## Task description
Reproduce all of the data below without alteration; exclude every picture.

(Dataset excerpts)

— START —

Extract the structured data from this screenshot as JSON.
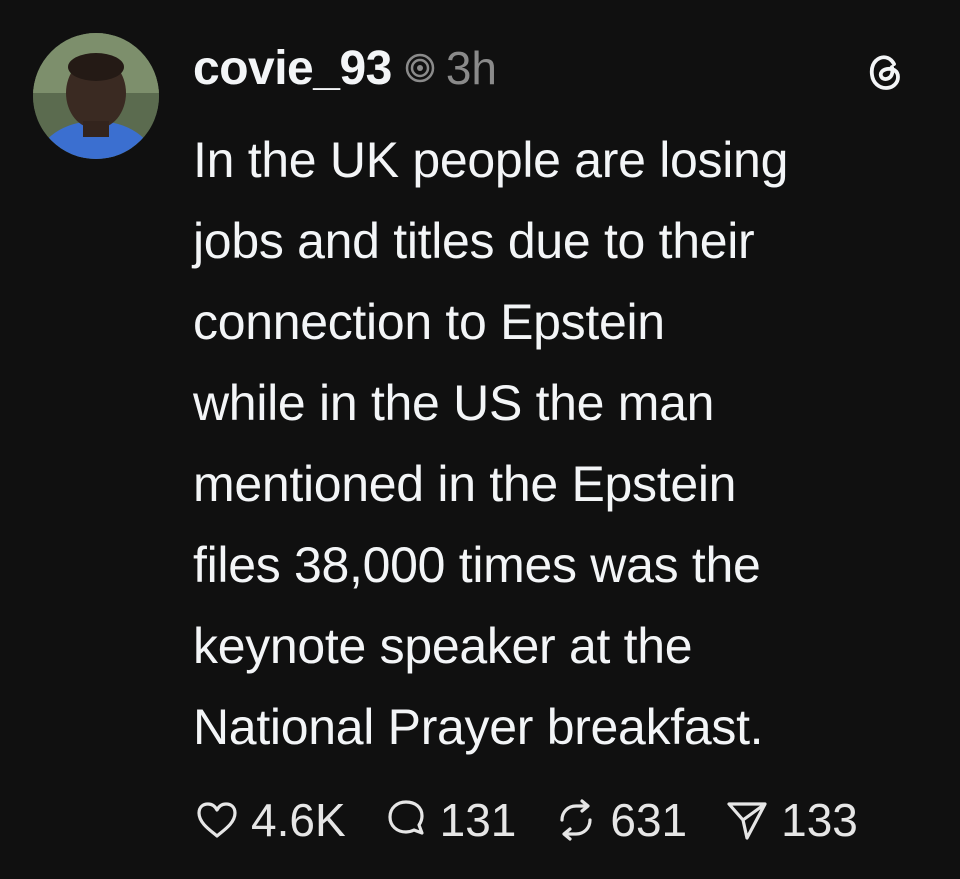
{
  "post": {
    "username": "covie_93",
    "timestamp": "3h",
    "text": "In the UK people are losing\njobs and titles due to their\nconnection to Epstein\nwhile in the US the man\nmentioned in the Epstein\nfiles 38,000 times was the\nkeynote speaker at the\nNational Prayer breakfast.",
    "icons": {
      "verified": "threads-verified-icon",
      "app": "threads-logo-icon"
    }
  },
  "actions": {
    "likes": {
      "icon": "heart-icon",
      "count": "4.6K"
    },
    "replies": {
      "icon": "comment-icon",
      "count": "131"
    },
    "reposts": {
      "icon": "repost-icon",
      "count": "631"
    },
    "shares": {
      "icon": "send-icon",
      "count": "133"
    }
  },
  "colors": {
    "background": "#101010",
    "text": "#f3f5f7",
    "muted": "#8a8a8a"
  }
}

— END —

## Answer
Extract the structured data from this screenshot as JSON.
{
  "post": {
    "username": "covie_93",
    "timestamp": "3h",
    "text": "In the UK people are losing\njobs and titles due to their\nconnection to Epstein\nwhile in the US the man\nmentioned in the Epstein\nfiles 38,000 times was the\nkeynote speaker at the\nNational Prayer breakfast.",
    "icons": {
      "verified": "threads-verified-icon",
      "app": "threads-logo-icon"
    }
  },
  "actions": {
    "likes": {
      "icon": "heart-icon",
      "count": "4.6K"
    },
    "replies": {
      "icon": "comment-icon",
      "count": "131"
    },
    "reposts": {
      "icon": "repost-icon",
      "count": "631"
    },
    "shares": {
      "icon": "send-icon",
      "count": "133"
    }
  },
  "colors": {
    "background": "#101010",
    "text": "#f3f5f7",
    "muted": "#8a8a8a"
  }
}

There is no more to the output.